*Given request*
Type the records out again in full, exactly.

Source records
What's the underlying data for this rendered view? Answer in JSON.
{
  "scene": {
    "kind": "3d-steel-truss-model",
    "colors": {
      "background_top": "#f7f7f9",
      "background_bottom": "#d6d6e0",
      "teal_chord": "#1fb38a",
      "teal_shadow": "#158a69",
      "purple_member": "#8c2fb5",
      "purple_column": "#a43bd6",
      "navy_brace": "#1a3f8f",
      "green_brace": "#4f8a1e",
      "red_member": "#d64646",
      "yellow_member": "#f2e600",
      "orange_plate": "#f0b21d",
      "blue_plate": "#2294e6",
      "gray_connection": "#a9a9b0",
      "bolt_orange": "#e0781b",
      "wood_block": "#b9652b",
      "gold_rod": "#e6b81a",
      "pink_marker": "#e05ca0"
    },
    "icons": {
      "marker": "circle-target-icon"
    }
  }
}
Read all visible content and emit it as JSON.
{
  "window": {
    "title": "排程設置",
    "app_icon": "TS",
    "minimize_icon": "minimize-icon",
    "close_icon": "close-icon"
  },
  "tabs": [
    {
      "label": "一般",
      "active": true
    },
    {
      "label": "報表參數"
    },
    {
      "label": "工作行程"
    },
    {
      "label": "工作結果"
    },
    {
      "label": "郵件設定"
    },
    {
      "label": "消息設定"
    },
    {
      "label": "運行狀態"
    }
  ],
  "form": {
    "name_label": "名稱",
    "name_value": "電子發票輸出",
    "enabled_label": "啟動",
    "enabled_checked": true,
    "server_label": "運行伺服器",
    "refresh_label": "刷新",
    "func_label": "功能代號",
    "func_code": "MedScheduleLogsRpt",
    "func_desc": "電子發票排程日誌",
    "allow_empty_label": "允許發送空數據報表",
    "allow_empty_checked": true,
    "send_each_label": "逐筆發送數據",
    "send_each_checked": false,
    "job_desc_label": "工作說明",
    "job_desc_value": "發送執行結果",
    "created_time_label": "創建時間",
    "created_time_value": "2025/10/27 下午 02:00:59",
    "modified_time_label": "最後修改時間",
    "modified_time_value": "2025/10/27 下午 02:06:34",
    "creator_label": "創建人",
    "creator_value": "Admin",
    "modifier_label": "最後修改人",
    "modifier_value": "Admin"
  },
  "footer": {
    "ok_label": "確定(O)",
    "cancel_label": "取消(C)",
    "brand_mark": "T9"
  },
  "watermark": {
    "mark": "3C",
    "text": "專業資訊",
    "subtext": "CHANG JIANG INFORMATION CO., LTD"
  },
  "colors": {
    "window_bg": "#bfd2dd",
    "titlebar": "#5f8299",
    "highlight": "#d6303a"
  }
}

*Task result*
What's the underlying data for this rendered view? Answer in JSON.
{
  "scene": {
    "kind": "3d-steel-truss-model",
    "colors": {
      "background_top": "#f7f7f9",
      "background_bottom": "#d6d6e0",
      "teal_chord": "#1fb38a",
      "teal_shadow": "#158a69",
      "purple_member": "#8c2fb5",
      "purple_column": "#a43bd6",
      "navy_brace": "#1a3f8f",
      "green_brace": "#4f8a1e",
      "red_member": "#d64646",
      "yellow_member": "#f2e600",
      "orange_plate": "#f0b21d",
      "blue_plate": "#2294e6",
      "gray_connection": "#a9a9b0",
      "bolt_orange": "#e0781b",
      "wood_block": "#b9652b",
      "gold_rod": "#e6b81a",
      "pink_marker": "#e05ca0"
    },
    "icons": {
      "marker": "circle-target-icon"
    }
  }
}
Read all visible content and emit it as JSON.
{
  "window": {
    "title": "排程設置",
    "app_icon": "TS",
    "minimize_icon": "minimize-icon",
    "close_icon": "close-icon"
  },
  "tabs": [
    {
      "label": "一般",
      "active": true
    },
    {
      "label": "報表參數"
    },
    {
      "label": "工作行程"
    },
    {
      "label": "工作結果"
    },
    {
      "label": "郵件設定"
    },
    {
      "label": "消息設定"
    },
    {
      "label": "運行狀態"
    }
  ],
  "form": {
    "name_label": "名稱",
    "name_value": "電子發票輸出",
    "enabled_label": "啟動",
    "enabled_checked": true,
    "server_label": "運行伺服器",
    "refresh_label": "刷新",
    "func_label": "功能代號",
    "func_code": "MedScheduleLogsRpt",
    "func_desc": "電子發票排程日誌",
    "allow_empty_label": "允許發送空數據報表",
    "allow_empty_checked": true,
    "send_each_label": "逐筆發送數據",
    "send_each_checked": false,
    "job_desc_label": "工作說明",
    "job_desc_value": "發送執行結果",
    "created_time_label": "創建時間",
    "created_time_value": "2025/10/27 下午 02:00:59",
    "modified_time_label": "最後修改時間",
    "modified_time_value": "2025/10/27 下午 02:06:34",
    "creator_label": "創建人",
    "creator_value": "Admin",
    "modifier_label": "最後修改人",
    "modifier_value": "Admin"
  },
  "footer": {
    "ok_label": "確定(O)",
    "cancel_label": "取消(C)",
    "brand_mark": "T9"
  },
  "watermark": {
    "mark": "3C",
    "text": "專業資訊",
    "subtext": "CHANG JIANG INFORMATION CO., LTD"
  },
  "colors": {
    "window_bg": "#bfd2dd",
    "titlebar": "#5f8299",
    "highlight": "#d6303a"
  }
}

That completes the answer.